- Aim -
Where a line of the listing below includes the word "ylabel", reproduce that line.

* start *

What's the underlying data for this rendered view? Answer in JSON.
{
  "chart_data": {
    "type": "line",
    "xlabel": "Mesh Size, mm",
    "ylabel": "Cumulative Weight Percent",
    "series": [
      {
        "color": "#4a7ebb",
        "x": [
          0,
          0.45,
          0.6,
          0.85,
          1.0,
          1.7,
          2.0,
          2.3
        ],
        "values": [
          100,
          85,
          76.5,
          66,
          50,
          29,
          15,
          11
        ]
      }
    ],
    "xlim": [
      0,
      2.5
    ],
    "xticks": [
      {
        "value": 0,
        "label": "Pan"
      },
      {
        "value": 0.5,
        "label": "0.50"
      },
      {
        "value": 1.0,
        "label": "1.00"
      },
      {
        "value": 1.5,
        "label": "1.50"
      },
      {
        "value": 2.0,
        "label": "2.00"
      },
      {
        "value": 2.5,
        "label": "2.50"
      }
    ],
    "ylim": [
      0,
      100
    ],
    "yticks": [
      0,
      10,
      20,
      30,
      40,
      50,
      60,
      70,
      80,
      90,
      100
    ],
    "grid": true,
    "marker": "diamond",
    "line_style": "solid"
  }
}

* end *
* start *

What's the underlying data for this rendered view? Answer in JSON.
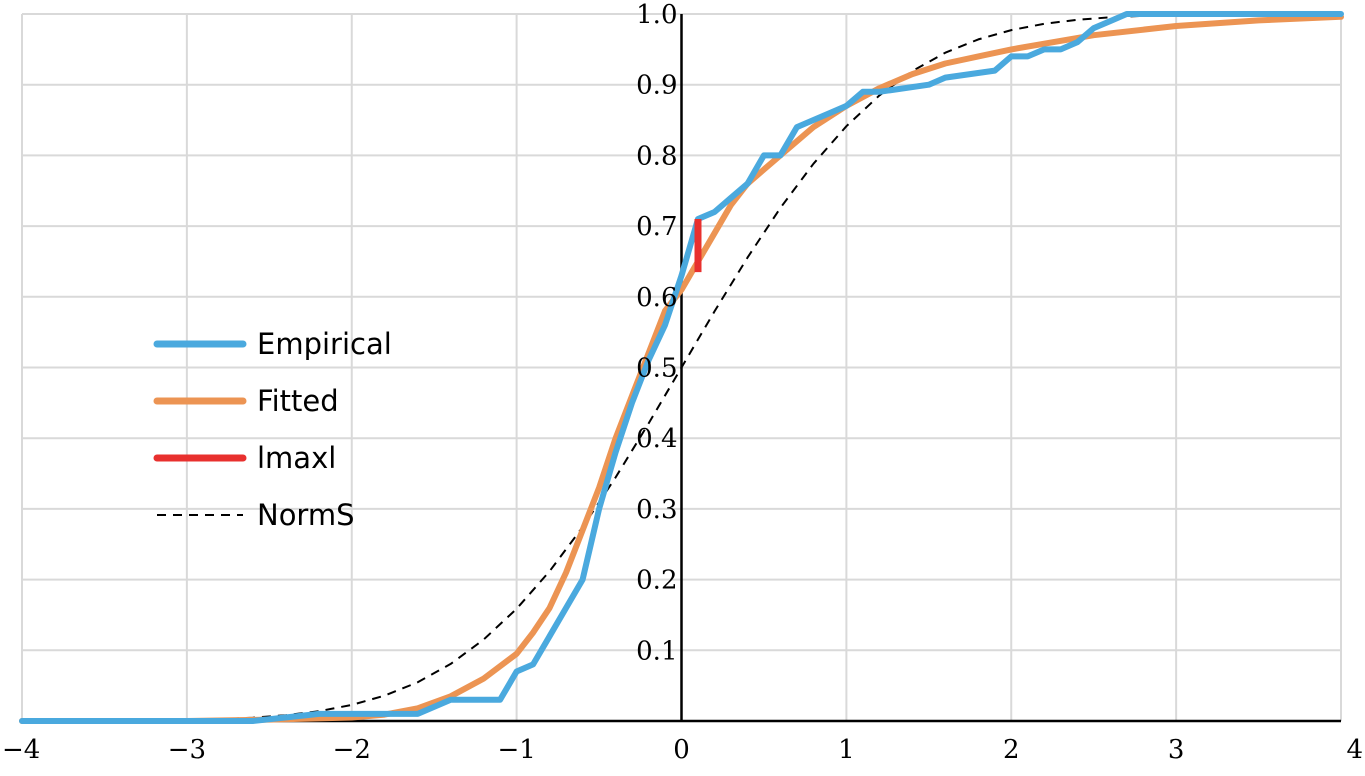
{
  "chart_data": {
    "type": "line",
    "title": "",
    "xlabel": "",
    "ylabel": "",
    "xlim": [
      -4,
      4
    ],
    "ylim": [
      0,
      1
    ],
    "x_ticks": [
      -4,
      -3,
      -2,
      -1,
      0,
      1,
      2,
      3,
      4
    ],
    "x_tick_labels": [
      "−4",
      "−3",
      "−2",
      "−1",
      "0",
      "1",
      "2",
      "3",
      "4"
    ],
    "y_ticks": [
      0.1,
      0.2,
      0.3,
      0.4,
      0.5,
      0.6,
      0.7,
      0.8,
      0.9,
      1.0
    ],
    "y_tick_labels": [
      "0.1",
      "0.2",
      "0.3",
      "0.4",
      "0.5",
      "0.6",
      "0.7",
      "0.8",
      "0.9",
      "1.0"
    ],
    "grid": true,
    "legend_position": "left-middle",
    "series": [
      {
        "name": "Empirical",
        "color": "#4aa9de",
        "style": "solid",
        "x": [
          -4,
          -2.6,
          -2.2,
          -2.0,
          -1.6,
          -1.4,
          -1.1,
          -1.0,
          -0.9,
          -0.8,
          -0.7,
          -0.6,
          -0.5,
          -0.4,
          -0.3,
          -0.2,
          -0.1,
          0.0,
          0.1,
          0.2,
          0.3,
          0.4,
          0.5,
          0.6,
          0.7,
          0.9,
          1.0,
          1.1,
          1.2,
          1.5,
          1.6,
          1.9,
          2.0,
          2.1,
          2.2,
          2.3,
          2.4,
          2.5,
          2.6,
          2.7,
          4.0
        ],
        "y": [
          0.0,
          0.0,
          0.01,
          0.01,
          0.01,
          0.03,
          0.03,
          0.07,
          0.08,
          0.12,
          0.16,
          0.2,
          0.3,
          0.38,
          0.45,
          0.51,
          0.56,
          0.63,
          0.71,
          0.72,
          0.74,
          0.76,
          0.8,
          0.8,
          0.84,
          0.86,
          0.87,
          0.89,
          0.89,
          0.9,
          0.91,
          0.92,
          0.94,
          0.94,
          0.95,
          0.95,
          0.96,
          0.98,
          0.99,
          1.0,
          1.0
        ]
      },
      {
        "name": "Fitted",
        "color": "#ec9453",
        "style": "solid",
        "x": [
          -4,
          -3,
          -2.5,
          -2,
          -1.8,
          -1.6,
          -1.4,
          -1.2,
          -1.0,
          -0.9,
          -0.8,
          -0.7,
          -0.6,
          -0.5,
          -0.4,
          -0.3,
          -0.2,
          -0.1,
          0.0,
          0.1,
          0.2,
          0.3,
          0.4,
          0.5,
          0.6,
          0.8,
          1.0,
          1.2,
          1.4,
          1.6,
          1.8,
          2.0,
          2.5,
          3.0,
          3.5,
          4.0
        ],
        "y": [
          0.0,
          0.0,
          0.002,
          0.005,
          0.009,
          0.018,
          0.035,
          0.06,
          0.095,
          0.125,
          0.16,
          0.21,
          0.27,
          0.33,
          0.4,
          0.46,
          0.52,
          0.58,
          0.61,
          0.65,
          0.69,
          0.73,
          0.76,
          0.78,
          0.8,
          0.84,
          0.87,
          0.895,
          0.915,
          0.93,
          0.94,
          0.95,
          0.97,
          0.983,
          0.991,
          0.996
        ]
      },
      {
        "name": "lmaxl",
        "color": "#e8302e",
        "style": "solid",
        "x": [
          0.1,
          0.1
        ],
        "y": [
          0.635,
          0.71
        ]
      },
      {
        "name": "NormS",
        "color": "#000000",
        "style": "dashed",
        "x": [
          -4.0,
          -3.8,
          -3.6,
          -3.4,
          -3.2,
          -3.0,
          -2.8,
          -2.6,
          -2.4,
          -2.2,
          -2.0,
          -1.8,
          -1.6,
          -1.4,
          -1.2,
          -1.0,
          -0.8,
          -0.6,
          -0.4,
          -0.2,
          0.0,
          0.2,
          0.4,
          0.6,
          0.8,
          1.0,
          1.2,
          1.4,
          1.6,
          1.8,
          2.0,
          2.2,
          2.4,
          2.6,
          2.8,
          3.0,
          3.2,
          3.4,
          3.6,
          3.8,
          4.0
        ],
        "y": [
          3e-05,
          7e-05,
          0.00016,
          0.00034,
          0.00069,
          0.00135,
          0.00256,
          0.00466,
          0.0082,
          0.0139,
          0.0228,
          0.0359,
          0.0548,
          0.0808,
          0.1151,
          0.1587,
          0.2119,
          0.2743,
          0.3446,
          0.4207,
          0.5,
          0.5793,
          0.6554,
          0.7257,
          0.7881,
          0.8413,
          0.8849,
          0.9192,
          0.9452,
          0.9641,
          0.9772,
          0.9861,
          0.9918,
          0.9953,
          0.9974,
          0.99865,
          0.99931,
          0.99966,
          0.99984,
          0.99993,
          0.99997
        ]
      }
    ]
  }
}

* end *

- Output for this exercise -
    "ylabel": "Cumulative Weight Percent",
    "ylabel": "",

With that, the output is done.